Data items:
================

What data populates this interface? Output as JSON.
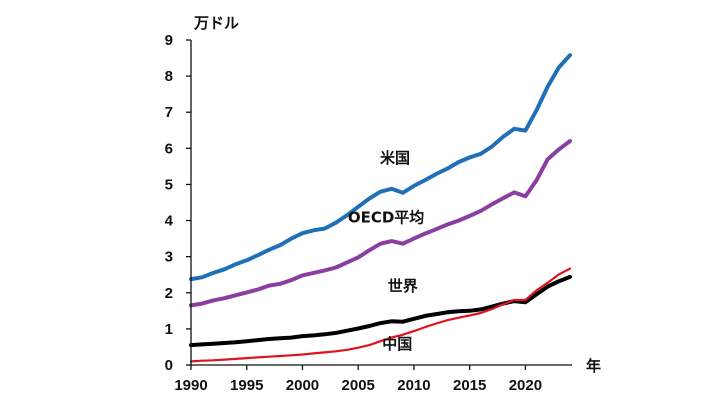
{
  "chart_data": {
    "type": "line",
    "title": "",
    "ylabel": "万ドル",
    "xlabel": "年",
    "ylim": [
      0,
      9
    ],
    "xlim": [
      1990,
      2024
    ],
    "yticks": [
      "0",
      "1",
      "2",
      "3",
      "4",
      "5",
      "6",
      "7",
      "8",
      "9"
    ],
    "xticks": [
      "1990",
      "1995",
      "2000",
      "2005",
      "2010",
      "2015",
      "2020"
    ],
    "x": [
      1990,
      1991,
      1992,
      1993,
      1994,
      1995,
      1996,
      1997,
      1998,
      1999,
      2000,
      2001,
      2002,
      2003,
      2004,
      2005,
      2006,
      2007,
      2008,
      2009,
      2010,
      2011,
      2012,
      2013,
      2014,
      2015,
      2016,
      2017,
      2018,
      2019,
      2020,
      2021,
      2022,
      2023,
      2024
    ],
    "series": [
      {
        "name": "米国",
        "label": "米国",
        "color": "#2070b8",
        "values": [
          2.38,
          2.43,
          2.55,
          2.65,
          2.79,
          2.9,
          3.04,
          3.19,
          3.32,
          3.5,
          3.65,
          3.73,
          3.78,
          3.94,
          4.15,
          4.38,
          4.61,
          4.8,
          4.88,
          4.77,
          4.96,
          5.12,
          5.29,
          5.44,
          5.62,
          5.75,
          5.85,
          6.05,
          6.32,
          6.54,
          6.49,
          7.06,
          7.71,
          8.24,
          8.58
        ]
      },
      {
        "name": "OECD平均",
        "label": "OECD平均",
        "color": "#8a3fa0",
        "values": [
          1.65,
          1.7,
          1.79,
          1.85,
          1.93,
          2.01,
          2.09,
          2.2,
          2.25,
          2.35,
          2.48,
          2.55,
          2.62,
          2.7,
          2.84,
          2.98,
          3.18,
          3.36,
          3.43,
          3.36,
          3.5,
          3.64,
          3.76,
          3.89,
          4.0,
          4.13,
          4.27,
          4.45,
          4.62,
          4.78,
          4.67,
          5.12,
          5.7,
          5.97,
          6.2
        ]
      },
      {
        "name": "世界",
        "label": "世界",
        "color": "#000000",
        "values": [
          0.55,
          0.57,
          0.59,
          0.61,
          0.63,
          0.66,
          0.69,
          0.72,
          0.74,
          0.76,
          0.8,
          0.82,
          0.85,
          0.89,
          0.95,
          1.01,
          1.08,
          1.16,
          1.21,
          1.2,
          1.28,
          1.36,
          1.41,
          1.46,
          1.49,
          1.5,
          1.54,
          1.62,
          1.7,
          1.77,
          1.74,
          1.96,
          2.17,
          2.32,
          2.44
        ]
      },
      {
        "name": "中国",
        "label": "中国",
        "color": "#e0141e",
        "values": [
          0.1,
          0.12,
          0.13,
          0.15,
          0.17,
          0.19,
          0.21,
          0.23,
          0.25,
          0.27,
          0.29,
          0.32,
          0.35,
          0.38,
          0.42,
          0.48,
          0.55,
          0.66,
          0.76,
          0.84,
          0.94,
          1.05,
          1.15,
          1.24,
          1.31,
          1.37,
          1.44,
          1.55,
          1.68,
          1.8,
          1.8,
          2.07,
          2.28,
          2.51,
          2.67
        ]
      }
    ]
  }
}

================

▶ Problem to solve: Repeat the listing above exactly, with no pictures.

▶ Answer to this problem:
What data populates this interface? Output as JSON.
{
  "chart_data": {
    "type": "line",
    "title": "",
    "ylabel": "万ドル",
    "xlabel": "年",
    "ylim": [
      0,
      9
    ],
    "xlim": [
      1990,
      2024
    ],
    "yticks": [
      "0",
      "1",
      "2",
      "3",
      "4",
      "5",
      "6",
      "7",
      "8",
      "9"
    ],
    "xticks": [
      "1990",
      "1995",
      "2000",
      "2005",
      "2010",
      "2015",
      "2020"
    ],
    "x": [
      1990,
      1991,
      1992,
      1993,
      1994,
      1995,
      1996,
      1997,
      1998,
      1999,
      2000,
      2001,
      2002,
      2003,
      2004,
      2005,
      2006,
      2007,
      2008,
      2009,
      2010,
      2011,
      2012,
      2013,
      2014,
      2015,
      2016,
      2017,
      2018,
      2019,
      2020,
      2021,
      2022,
      2023,
      2024
    ],
    "series": [
      {
        "name": "米国",
        "label": "米国",
        "color": "#2070b8",
        "values": [
          2.38,
          2.43,
          2.55,
          2.65,
          2.79,
          2.9,
          3.04,
          3.19,
          3.32,
          3.5,
          3.65,
          3.73,
          3.78,
          3.94,
          4.15,
          4.38,
          4.61,
          4.8,
          4.88,
          4.77,
          4.96,
          5.12,
          5.29,
          5.44,
          5.62,
          5.75,
          5.85,
          6.05,
          6.32,
          6.54,
          6.49,
          7.06,
          7.71,
          8.24,
          8.58
        ]
      },
      {
        "name": "OECD平均",
        "label": "OECD平均",
        "color": "#8a3fa0",
        "values": [
          1.65,
          1.7,
          1.79,
          1.85,
          1.93,
          2.01,
          2.09,
          2.2,
          2.25,
          2.35,
          2.48,
          2.55,
          2.62,
          2.7,
          2.84,
          2.98,
          3.18,
          3.36,
          3.43,
          3.36,
          3.5,
          3.64,
          3.76,
          3.89,
          4.0,
          4.13,
          4.27,
          4.45,
          4.62,
          4.78,
          4.67,
          5.12,
          5.7,
          5.97,
          6.2
        ]
      },
      {
        "name": "世界",
        "label": "世界",
        "color": "#000000",
        "values": [
          0.55,
          0.57,
          0.59,
          0.61,
          0.63,
          0.66,
          0.69,
          0.72,
          0.74,
          0.76,
          0.8,
          0.82,
          0.85,
          0.89,
          0.95,
          1.01,
          1.08,
          1.16,
          1.21,
          1.2,
          1.28,
          1.36,
          1.41,
          1.46,
          1.49,
          1.5,
          1.54,
          1.62,
          1.7,
          1.77,
          1.74,
          1.96,
          2.17,
          2.32,
          2.44
        ]
      },
      {
        "name": "中国",
        "label": "中国",
        "color": "#e0141e",
        "values": [
          0.1,
          0.12,
          0.13,
          0.15,
          0.17,
          0.19,
          0.21,
          0.23,
          0.25,
          0.27,
          0.29,
          0.32,
          0.35,
          0.38,
          0.42,
          0.48,
          0.55,
          0.66,
          0.76,
          0.84,
          0.94,
          1.05,
          1.15,
          1.24,
          1.31,
          1.37,
          1.44,
          1.55,
          1.68,
          1.8,
          1.8,
          2.07,
          2.28,
          2.51,
          2.67
        ]
      }
    ]
  }
}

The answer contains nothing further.